[WHAT IS BEING ASKED] Write out every record below exactly as it appears.

A block of data
-------

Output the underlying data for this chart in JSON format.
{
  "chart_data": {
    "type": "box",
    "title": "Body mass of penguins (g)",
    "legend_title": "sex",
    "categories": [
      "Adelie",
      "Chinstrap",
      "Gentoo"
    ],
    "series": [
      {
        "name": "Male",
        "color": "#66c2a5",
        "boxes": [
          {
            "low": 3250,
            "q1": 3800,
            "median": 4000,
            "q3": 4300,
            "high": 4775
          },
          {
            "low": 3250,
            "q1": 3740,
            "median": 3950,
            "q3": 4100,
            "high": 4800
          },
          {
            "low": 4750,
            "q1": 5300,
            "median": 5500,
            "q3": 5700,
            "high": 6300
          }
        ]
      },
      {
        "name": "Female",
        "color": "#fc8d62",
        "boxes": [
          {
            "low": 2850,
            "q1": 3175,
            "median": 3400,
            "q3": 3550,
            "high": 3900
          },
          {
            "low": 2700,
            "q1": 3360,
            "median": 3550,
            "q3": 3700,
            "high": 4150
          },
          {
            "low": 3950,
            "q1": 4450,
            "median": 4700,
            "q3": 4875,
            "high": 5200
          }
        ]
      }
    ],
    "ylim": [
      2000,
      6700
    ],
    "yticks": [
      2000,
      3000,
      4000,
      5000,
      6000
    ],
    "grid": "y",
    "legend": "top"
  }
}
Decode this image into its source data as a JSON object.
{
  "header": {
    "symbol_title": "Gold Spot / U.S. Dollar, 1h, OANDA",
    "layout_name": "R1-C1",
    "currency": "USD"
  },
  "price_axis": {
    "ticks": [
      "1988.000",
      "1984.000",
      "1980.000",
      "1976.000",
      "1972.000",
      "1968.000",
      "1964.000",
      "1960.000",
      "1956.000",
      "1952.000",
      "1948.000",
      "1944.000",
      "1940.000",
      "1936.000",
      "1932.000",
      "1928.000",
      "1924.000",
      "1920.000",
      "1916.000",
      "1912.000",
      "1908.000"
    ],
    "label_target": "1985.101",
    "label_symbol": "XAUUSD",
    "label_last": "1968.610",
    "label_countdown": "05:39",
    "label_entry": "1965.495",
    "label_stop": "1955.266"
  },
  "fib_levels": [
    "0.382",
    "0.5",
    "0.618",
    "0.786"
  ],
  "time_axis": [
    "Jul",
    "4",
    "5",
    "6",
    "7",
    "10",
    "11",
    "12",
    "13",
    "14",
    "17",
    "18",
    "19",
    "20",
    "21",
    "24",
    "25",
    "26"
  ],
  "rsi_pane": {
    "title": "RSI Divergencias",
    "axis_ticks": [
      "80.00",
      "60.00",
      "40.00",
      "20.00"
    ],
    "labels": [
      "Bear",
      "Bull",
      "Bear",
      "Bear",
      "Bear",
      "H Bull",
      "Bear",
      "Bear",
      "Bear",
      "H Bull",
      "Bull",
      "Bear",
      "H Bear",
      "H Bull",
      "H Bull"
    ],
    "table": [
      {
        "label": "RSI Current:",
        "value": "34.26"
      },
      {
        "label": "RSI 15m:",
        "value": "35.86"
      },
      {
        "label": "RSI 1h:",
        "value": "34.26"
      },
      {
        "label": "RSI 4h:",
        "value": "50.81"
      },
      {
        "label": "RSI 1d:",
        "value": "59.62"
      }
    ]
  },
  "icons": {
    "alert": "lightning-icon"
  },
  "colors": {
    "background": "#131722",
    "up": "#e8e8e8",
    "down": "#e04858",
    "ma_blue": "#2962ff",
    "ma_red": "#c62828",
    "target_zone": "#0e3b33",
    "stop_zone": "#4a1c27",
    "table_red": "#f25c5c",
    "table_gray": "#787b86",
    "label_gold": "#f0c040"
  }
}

-------

[TASK RESULT]
Output the underlying data for this chart in JSON format.
{
  "chart_data": {
    "type": "box",
    "title": "Body mass of penguins (g)",
    "legend_title": "sex",
    "categories": [
      "Adelie",
      "Chinstrap",
      "Gentoo"
    ],
    "series": [
      {
        "name": "Male",
        "color": "#66c2a5",
        "boxes": [
          {
            "low": 3250,
            "q1": 3800,
            "median": 4000,
            "q3": 4300,
            "high": 4775
          },
          {
            "low": 3250,
            "q1": 3740,
            "median": 3950,
            "q3": 4100,
            "high": 4800
          },
          {
            "low": 4750,
            "q1": 5300,
            "median": 5500,
            "q3": 5700,
            "high": 6300
          }
        ]
      },
      {
        "name": "Female",
        "color": "#fc8d62",
        "boxes": [
          {
            "low": 2850,
            "q1": 3175,
            "median": 3400,
            "q3": 3550,
            "high": 3900
          },
          {
            "low": 2700,
            "q1": 3360,
            "median": 3550,
            "q3": 3700,
            "high": 4150
          },
          {
            "low": 3950,
            "q1": 4450,
            "median": 4700,
            "q3": 4875,
            "high": 5200
          }
        ]
      }
    ],
    "ylim": [
      2000,
      6700
    ],
    "yticks": [
      2000,
      3000,
      4000,
      5000,
      6000
    ],
    "grid": "y",
    "legend": "top"
  }
}
Decode this image into its source data as a JSON object.
{
  "header": {
    "symbol_title": "Gold Spot / U.S. Dollar, 1h, OANDA",
    "layout_name": "R1-C1",
    "currency": "USD"
  },
  "price_axis": {
    "ticks": [
      "1988.000",
      "1984.000",
      "1980.000",
      "1976.000",
      "1972.000",
      "1968.000",
      "1964.000",
      "1960.000",
      "1956.000",
      "1952.000",
      "1948.000",
      "1944.000",
      "1940.000",
      "1936.000",
      "1932.000",
      "1928.000",
      "1924.000",
      "1920.000",
      "1916.000",
      "1912.000",
      "1908.000"
    ],
    "label_target": "1985.101",
    "label_symbol": "XAUUSD",
    "label_last": "1968.610",
    "label_countdown": "05:39",
    "label_entry": "1965.495",
    "label_stop": "1955.266"
  },
  "fib_levels": [
    "0.382",
    "0.5",
    "0.618",
    "0.786"
  ],
  "time_axis": [
    "Jul",
    "4",
    "5",
    "6",
    "7",
    "10",
    "11",
    "12",
    "13",
    "14",
    "17",
    "18",
    "19",
    "20",
    "21",
    "24",
    "25",
    "26"
  ],
  "rsi_pane": {
    "title": "RSI Divergencias",
    "axis_ticks": [
      "80.00",
      "60.00",
      "40.00",
      "20.00"
    ],
    "labels": [
      "Bear",
      "Bull",
      "Bear",
      "Bear",
      "Bear",
      "H Bull",
      "Bear",
      "Bear",
      "Bear",
      "H Bull",
      "Bull",
      "Bear",
      "H Bear",
      "H Bull",
      "H Bull"
    ],
    "table": [
      {
        "label": "RSI Current:",
        "value": "34.26"
      },
      {
        "label": "RSI 15m:",
        "value": "35.86"
      },
      {
        "label": "RSI 1h:",
        "value": "34.26"
      },
      {
        "label": "RSI 4h:",
        "value": "50.81"
      },
      {
        "label": "RSI 1d:",
        "value": "59.62"
      }
    ]
  },
  "icons": {
    "alert": "lightning-icon"
  },
  "colors": {
    "background": "#131722",
    "up": "#e8e8e8",
    "down": "#e04858",
    "ma_blue": "#2962ff",
    "ma_red": "#c62828",
    "target_zone": "#0e3b33",
    "stop_zone": "#4a1c27",
    "table_red": "#f25c5c",
    "table_gray": "#787b86",
    "label_gold": "#f0c040"
  }
}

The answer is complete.